» **WHAT YOU NEED TO DO**
Reproduce the listing below in full and without alteration, apart from its pictures.

########################################

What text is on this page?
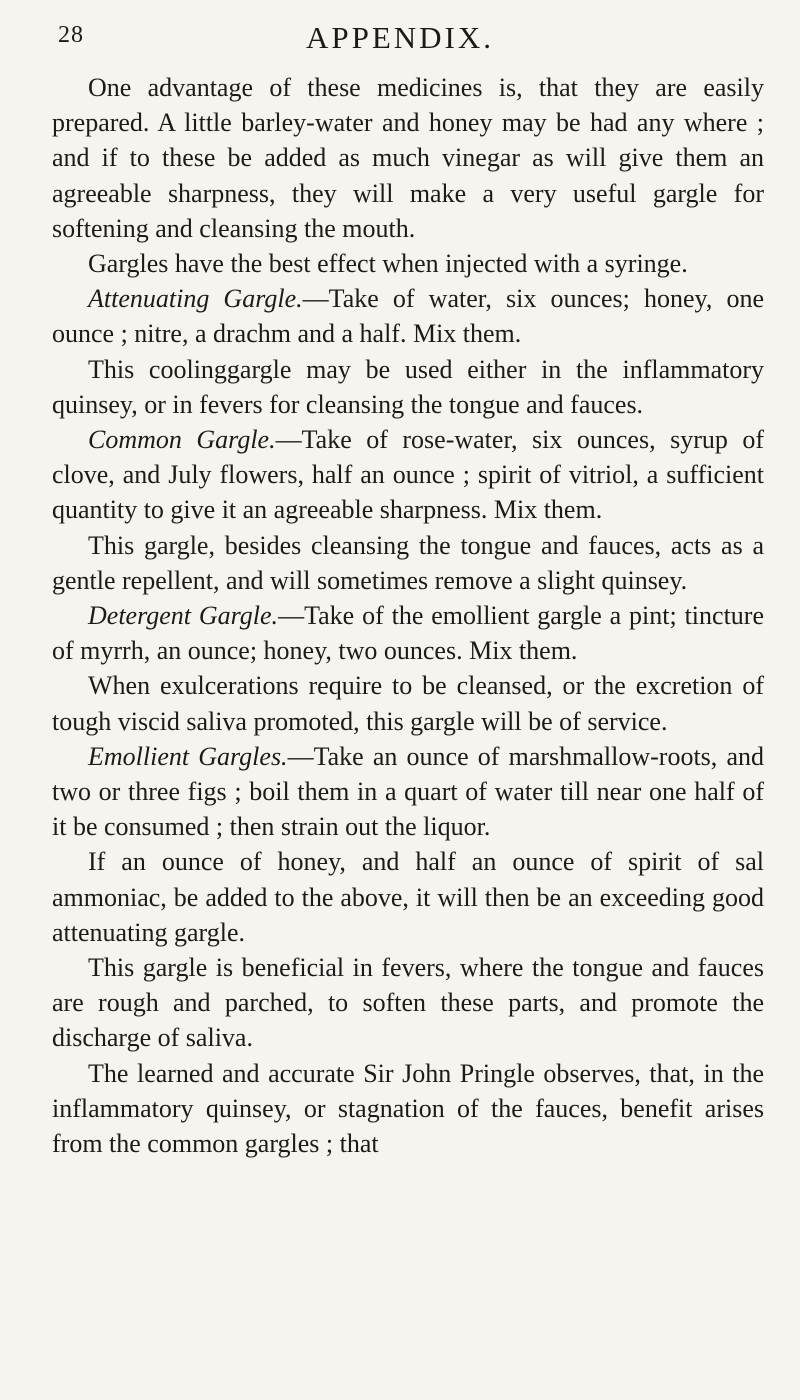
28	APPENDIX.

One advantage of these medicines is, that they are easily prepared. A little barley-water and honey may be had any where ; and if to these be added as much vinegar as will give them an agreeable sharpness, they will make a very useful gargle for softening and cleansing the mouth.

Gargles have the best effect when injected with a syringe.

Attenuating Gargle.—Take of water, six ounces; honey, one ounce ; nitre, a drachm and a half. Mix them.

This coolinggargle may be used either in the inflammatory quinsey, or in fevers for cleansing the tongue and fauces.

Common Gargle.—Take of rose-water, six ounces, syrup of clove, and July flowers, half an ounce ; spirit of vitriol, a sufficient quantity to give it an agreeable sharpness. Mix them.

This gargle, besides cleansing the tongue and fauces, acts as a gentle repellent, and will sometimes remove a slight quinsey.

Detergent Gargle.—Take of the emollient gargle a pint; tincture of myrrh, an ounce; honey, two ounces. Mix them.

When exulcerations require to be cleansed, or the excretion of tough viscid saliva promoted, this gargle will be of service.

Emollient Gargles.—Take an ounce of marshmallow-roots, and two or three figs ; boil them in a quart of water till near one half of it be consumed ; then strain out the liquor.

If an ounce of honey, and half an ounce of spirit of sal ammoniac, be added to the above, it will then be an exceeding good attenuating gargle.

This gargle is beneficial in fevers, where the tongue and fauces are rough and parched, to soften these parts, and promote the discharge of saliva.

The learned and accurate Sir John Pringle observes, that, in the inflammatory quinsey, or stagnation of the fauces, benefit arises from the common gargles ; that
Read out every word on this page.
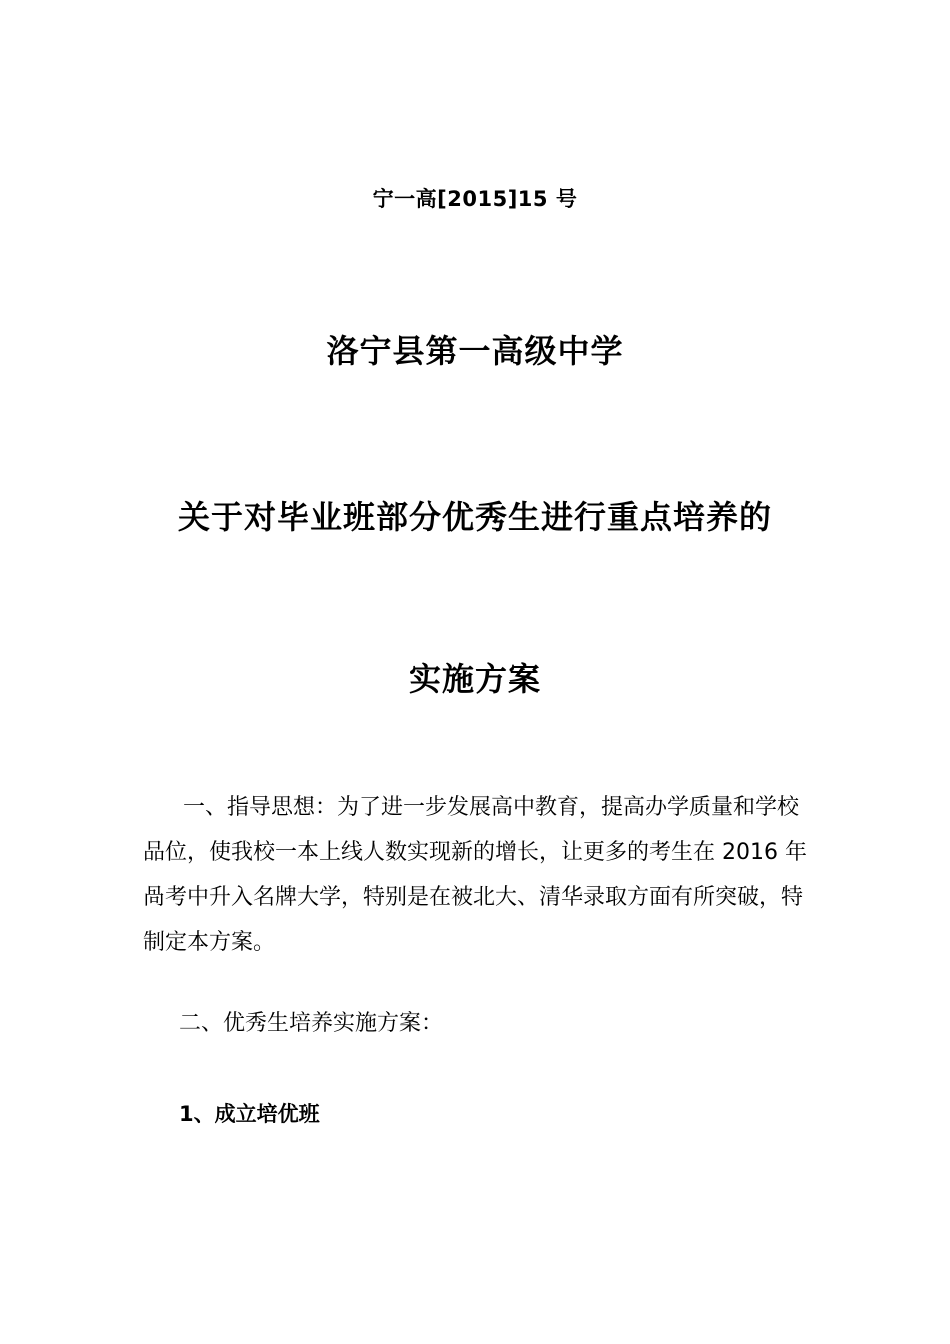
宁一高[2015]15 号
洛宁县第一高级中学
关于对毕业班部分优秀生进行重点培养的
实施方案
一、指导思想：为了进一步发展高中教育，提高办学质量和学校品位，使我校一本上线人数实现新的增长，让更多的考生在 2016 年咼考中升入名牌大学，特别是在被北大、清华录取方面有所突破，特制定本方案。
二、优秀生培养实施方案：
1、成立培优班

########################################

» **SOLUTION FOR THIS TASK**
What text is on this page?
28	APPENDIX.

One advantage of these medicines is, that they are easily prepared. A little barley-water and honey may be had any where ; and if to these be added as much vinegar as will give them an agreeable sharpness, they will make a very useful gargle for softening and cleansing the mouth.

Gargles have the best effect when injected with a syringe.

Attenuating Gargle.—Take of water, six ounces; honey, one ounce ; nitre, a drachm and a half. Mix them.

This coolinggargle may be used either in the inflammatory quinsey, or in fevers for cleansing the tongue and fauces.

Common Gargle.—Take of rose-water, six ounces, syrup of clove, and July flowers, half an ounce ; spirit of vitriol, a sufficient quantity to give it an agreeable sharpness. Mix them.

This gargle, besides cleansing the tongue and fauces, acts as a gentle repellent, and will sometimes remove a slight quinsey.

Detergent Gargle.—Take of the emollient gargle a pint; tincture of myrrh, an ounce; honey, two ounces. Mix them.

When exulcerations require to be cleansed, or the excretion of tough viscid saliva promoted, this gargle will be of service.

Emollient Gargles.—Take an ounce of marshmallow-roots, and two or three figs ; boil them in a quart of water till near one half of it be consumed ; then strain out the liquor.

If an ounce of honey, and half an ounce of spirit of sal ammoniac, be added to the above, it will then be an exceeding good attenuating gargle.

This gargle is beneficial in fevers, where the tongue and fauces are rough and parched, to soften these parts, and promote the discharge of saliva.

The learned and accurate Sir John Pringle observes, that, in the inflammatory quinsey, or stagnation of the fauces, benefit arises from the common gargles ; that
Read out every word on this page.
宁一高[2015]15 号
洛宁县第一高级中学
关于对毕业班部分优秀生进行重点培养的
实施方案
一、指导思想：为了进一步发展高中教育，提高办学质量和学校品位，使我校一本上线人数实现新的增长，让更多的考生在 2016 年咼考中升入名牌大学，特别是在被北大、清华录取方面有所突破，特制定本方案。
二、优秀生培养实施方案：
1、成立培优班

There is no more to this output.